## OBJECTIVE 1:
Count the lines in the entries below that contain the string "annotation", treating case as significant, and reply with the number alone.
-- BEGIN EXTRACTED TEXT --
Black Widow: Marvel Team-Up


By Chris Claremont, Tom DeFalco, Marv Wolfman, Roger McKenzie, Bill Mantlo, Priest, Fabian Nicieza, Robert Campanella, Dan Slott, Bob Brown, Sal Buscema, Will Meugniot, Ron Frenz & Greg LaRocque, Rob Liefeld, Larry Alexander & Dwayne Turner & various (DC Comics)
ISBN: 978-1-3029- (TPB)

The concept of team-ups – an established star pairing or battling (usually both) with new or less well-selling company characters – has been with us since the earliest days of comics, but making the temporary alliance a key selling point really took hold with DC’s The Brave and the Bold before being taken up by their biggest competitor.

Marvel Team-Up was the second regular Spider-Man title, launching at the end of 1971. It went from strength to strength, heralding expansion and spawning a second collaborative vehicle in Marvel Two-In-One (with the Fantastic Four‘s strong man The Thing), both offering regular venues for uncomplicated action romps in addition to the House of Ideas’ complex sub-plot fare.

However, even in the infinite Marvel Multiverse, certain stars shine more brightly than others and some characters turn up in team-ups more often than others…

In recent years, carefully curated themed collections from the back-catalogue have served to initiate new readers intrigued by Marvel’s Movie and TV endeavours, and this engaging trade paperback/eBook compilation gathers a selection of potent pairings starring superspy The Black Widow, taken from MTIO #10; Marvel Team-Up #57, 82-85, 98, 140-141 and short tales from fortnightly anthology Marvel Comics Presents #53, 70 and 93: collectively spanning July 1975 – January 1992.

Natasha Romanoff (sometimes Natalia Romanova) is a Soviet Russian spy who came in from the cold and stuck around to become one of Marvel’s major female stars. She started life as a svelte, sultry honey-trap during the early “Commie-busting” days, targeting Tony Stark and battling Iron Man in her debut (Tales of Suspense #52, April, 1964).

She was subsequently redesigned as a torrid tights-&-tech super-villain before defecting to the USA, falling for an assortment of superheroes – including Hawkeye and Daredevil – before finally enlisting as an agent of S.H.I.E.L.D., setting up as a freelance do-gooder and joining/occasionally leading the Avengers.

Throughout her career she was always ultra-efficient, coldly competent, deadly dangerous and yet somehow cursed to bring doom and disaster to her paramours. As her backstory evolved, it was revealed Natasha had undergone experimental processes which enhanced her physical capabilities and lengthened her lifespan, as well as assorted psychological procedures which had messed up her mind and memories…

Traditionally a minor fan favourite, the Widow only really hit the big time after the Marvel Movie franchise was established, but for us unregenerate comics-addicts her print escapades have always offered a cool, sinister frisson of delight.
-- END EXTRACTED TEXT --
## OBJECTIVE 2:
According to the Black Widow review, in which issue did Natasha Romanoff make her debut?
-- BEGIN EXTRACTED ENTRIES --
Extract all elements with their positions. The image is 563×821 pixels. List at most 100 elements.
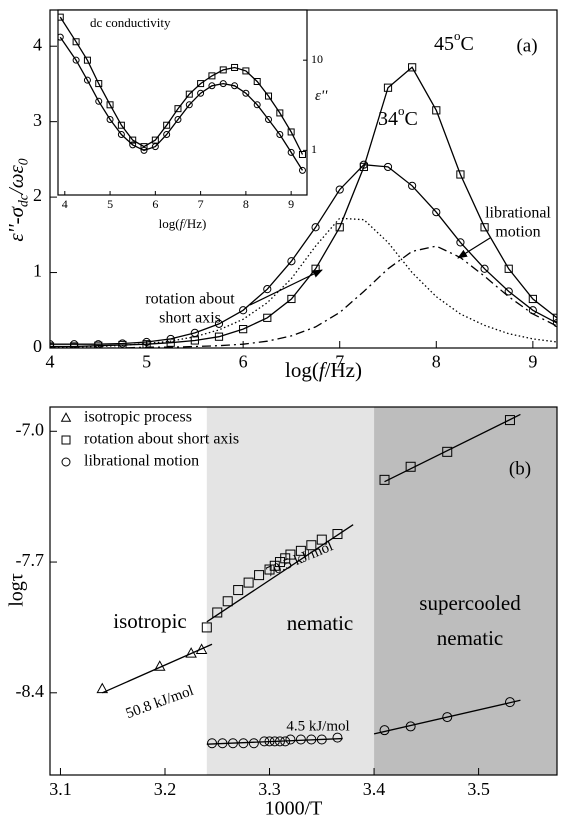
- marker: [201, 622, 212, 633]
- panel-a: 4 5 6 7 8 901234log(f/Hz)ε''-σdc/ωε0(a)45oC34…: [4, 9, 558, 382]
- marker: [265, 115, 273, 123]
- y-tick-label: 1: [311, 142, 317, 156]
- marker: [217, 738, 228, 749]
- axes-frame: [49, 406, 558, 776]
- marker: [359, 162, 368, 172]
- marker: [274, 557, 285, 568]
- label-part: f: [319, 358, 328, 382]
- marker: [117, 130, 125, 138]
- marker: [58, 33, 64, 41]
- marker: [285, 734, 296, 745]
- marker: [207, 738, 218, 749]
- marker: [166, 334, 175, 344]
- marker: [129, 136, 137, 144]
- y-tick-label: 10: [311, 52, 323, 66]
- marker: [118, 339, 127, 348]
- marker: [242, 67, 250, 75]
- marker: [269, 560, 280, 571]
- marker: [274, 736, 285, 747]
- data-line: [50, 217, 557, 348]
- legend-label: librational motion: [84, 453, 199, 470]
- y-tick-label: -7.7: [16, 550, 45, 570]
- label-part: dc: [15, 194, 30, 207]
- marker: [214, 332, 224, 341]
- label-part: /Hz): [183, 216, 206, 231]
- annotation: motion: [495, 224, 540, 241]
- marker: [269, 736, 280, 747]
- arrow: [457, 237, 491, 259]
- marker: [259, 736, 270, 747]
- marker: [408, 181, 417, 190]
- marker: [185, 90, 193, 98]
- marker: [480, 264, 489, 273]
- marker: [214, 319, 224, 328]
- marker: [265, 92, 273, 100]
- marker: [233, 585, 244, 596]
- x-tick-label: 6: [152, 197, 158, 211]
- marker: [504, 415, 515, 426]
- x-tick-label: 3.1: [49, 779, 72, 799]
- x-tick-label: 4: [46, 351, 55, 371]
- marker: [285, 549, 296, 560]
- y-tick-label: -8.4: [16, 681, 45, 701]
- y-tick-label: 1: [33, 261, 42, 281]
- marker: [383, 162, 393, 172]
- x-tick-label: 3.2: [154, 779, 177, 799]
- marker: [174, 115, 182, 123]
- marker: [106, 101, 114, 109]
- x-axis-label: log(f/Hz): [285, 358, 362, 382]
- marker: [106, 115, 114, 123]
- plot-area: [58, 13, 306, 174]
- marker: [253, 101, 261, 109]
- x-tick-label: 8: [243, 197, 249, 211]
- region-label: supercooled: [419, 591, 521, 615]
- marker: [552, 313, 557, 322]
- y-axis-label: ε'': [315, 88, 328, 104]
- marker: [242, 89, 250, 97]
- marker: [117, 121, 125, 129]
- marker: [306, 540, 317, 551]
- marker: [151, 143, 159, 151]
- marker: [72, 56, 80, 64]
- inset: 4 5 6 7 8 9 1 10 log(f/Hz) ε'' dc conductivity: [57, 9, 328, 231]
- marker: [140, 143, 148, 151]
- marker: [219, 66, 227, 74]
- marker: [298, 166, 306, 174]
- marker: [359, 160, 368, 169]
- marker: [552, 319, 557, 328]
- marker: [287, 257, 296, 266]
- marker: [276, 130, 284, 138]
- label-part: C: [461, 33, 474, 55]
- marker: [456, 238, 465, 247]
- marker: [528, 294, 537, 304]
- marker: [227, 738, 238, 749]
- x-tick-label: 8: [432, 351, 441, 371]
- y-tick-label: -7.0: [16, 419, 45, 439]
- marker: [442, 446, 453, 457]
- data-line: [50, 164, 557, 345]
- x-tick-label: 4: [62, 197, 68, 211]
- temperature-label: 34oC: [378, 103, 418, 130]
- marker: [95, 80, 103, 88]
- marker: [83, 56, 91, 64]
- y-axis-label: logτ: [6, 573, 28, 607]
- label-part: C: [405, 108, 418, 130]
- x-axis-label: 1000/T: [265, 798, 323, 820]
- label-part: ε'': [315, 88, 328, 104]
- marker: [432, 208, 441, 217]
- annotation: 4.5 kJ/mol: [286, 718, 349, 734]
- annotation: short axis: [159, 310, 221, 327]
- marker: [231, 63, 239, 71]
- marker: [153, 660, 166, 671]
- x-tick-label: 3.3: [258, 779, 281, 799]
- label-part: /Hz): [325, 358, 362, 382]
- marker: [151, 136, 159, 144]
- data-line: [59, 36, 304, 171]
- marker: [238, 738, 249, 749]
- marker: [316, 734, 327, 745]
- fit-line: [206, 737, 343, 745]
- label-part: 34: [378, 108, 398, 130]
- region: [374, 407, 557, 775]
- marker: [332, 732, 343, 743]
-- END EXTRACTED ENTRIES --
-- BEGIN EXTRACTED ENTRIES --
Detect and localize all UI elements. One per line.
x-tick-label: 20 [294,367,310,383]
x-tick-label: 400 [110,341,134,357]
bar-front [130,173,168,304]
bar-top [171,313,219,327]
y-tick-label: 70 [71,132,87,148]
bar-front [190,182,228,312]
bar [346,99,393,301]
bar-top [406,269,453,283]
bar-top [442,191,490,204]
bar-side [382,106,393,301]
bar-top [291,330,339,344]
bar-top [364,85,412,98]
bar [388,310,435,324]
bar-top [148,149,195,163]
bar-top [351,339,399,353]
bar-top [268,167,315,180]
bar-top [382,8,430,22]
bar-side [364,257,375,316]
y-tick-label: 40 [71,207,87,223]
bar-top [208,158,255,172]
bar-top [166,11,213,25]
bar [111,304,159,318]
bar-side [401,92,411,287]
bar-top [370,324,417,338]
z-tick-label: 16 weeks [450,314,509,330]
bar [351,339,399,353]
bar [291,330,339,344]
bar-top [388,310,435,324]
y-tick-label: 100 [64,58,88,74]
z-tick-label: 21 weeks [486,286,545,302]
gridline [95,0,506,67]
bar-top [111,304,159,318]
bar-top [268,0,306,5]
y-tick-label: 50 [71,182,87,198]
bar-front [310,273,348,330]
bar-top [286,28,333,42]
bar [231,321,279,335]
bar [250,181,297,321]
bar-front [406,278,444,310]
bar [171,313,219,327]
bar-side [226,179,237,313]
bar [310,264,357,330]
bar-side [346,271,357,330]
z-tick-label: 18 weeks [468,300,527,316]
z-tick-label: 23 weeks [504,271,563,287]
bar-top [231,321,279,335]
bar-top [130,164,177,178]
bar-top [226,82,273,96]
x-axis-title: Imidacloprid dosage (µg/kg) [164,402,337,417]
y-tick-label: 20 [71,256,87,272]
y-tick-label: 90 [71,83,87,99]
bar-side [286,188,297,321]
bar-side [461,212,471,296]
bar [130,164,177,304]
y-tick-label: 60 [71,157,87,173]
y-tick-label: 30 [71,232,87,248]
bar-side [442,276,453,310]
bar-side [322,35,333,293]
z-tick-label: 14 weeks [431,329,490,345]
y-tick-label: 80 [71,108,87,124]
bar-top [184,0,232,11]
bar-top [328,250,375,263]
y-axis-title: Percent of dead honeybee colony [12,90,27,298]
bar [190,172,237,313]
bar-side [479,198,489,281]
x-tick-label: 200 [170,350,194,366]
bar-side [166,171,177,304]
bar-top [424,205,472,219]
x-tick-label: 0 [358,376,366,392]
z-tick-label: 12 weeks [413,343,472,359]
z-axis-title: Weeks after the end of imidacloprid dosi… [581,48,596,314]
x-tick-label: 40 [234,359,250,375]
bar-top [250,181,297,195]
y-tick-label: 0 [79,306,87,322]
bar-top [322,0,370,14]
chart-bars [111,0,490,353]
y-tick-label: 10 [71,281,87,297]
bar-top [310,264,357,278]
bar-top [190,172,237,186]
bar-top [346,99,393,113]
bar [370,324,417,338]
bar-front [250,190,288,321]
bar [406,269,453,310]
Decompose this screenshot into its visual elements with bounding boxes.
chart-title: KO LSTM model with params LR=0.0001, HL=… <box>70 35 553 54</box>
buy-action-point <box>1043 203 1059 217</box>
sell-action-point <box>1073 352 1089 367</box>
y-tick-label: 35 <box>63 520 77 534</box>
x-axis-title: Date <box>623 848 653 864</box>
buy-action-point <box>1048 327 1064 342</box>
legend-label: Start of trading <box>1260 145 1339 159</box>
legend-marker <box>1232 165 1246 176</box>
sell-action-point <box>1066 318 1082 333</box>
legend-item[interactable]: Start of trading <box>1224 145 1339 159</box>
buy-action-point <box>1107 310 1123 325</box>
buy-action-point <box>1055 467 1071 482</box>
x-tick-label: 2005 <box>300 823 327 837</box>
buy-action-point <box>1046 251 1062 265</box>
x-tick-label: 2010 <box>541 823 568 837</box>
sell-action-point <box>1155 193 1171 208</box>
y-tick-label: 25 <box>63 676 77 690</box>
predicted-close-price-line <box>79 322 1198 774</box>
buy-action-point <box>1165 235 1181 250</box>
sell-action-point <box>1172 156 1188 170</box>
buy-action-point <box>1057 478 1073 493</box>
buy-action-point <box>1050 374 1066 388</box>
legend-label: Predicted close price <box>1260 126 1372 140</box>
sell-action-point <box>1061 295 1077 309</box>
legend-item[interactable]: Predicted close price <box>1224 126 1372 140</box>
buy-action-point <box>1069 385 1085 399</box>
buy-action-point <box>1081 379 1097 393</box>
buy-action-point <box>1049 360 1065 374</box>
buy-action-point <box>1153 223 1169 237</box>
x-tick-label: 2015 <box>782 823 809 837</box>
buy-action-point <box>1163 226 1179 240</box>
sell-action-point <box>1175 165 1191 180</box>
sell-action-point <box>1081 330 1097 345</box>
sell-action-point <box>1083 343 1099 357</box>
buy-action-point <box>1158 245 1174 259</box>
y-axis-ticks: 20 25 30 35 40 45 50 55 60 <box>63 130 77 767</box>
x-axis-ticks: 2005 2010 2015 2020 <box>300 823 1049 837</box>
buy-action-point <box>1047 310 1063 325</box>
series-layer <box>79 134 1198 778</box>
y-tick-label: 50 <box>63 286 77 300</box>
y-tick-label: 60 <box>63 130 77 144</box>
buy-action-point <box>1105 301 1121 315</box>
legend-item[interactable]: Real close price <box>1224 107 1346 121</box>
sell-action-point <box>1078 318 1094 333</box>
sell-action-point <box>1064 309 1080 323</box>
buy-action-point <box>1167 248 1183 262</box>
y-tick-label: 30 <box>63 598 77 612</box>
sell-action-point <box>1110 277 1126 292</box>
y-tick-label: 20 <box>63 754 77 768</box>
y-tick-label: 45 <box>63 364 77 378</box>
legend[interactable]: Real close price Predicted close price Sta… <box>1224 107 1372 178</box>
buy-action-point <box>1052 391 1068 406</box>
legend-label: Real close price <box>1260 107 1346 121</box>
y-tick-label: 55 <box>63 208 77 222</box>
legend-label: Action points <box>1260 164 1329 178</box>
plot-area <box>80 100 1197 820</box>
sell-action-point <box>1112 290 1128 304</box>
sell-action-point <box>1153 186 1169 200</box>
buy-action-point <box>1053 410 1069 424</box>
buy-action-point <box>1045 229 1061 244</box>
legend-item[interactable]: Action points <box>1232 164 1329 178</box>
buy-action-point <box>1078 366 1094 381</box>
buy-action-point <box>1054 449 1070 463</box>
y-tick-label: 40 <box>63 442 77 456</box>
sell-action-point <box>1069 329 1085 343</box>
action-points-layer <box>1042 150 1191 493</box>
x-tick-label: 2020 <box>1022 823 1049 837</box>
-- END EXTRACTED ENTRIES --
-- BEGIN EXTRACTED ENTRIES --
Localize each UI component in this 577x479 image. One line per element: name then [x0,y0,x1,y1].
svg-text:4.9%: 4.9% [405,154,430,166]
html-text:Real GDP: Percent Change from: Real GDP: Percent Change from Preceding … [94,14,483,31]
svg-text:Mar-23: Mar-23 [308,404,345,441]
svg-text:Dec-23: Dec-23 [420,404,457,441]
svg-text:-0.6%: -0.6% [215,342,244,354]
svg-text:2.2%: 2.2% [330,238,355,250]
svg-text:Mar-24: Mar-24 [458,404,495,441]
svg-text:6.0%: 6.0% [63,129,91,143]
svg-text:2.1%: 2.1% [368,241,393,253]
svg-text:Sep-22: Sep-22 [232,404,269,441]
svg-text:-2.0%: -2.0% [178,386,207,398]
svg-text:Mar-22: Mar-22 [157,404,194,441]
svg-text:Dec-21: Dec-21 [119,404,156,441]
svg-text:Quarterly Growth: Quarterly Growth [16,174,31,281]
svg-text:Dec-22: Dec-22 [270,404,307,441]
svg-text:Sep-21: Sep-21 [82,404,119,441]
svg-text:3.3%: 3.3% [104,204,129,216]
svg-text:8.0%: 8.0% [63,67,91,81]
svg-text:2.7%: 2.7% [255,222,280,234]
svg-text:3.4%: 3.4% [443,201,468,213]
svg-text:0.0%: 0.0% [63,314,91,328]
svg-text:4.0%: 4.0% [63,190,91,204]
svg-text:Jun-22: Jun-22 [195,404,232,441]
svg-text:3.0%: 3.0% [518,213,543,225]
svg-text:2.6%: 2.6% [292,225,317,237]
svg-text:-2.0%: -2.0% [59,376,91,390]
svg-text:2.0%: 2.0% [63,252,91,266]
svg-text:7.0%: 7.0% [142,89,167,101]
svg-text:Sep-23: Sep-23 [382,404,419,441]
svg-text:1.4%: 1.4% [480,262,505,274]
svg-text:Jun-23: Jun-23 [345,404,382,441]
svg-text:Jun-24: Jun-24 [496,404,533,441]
-- END EXTRACTED ENTRIES --
## TASK RESULT 1:
3

## TASK RESULT 2:
Tales of Suspense #52, April 1964.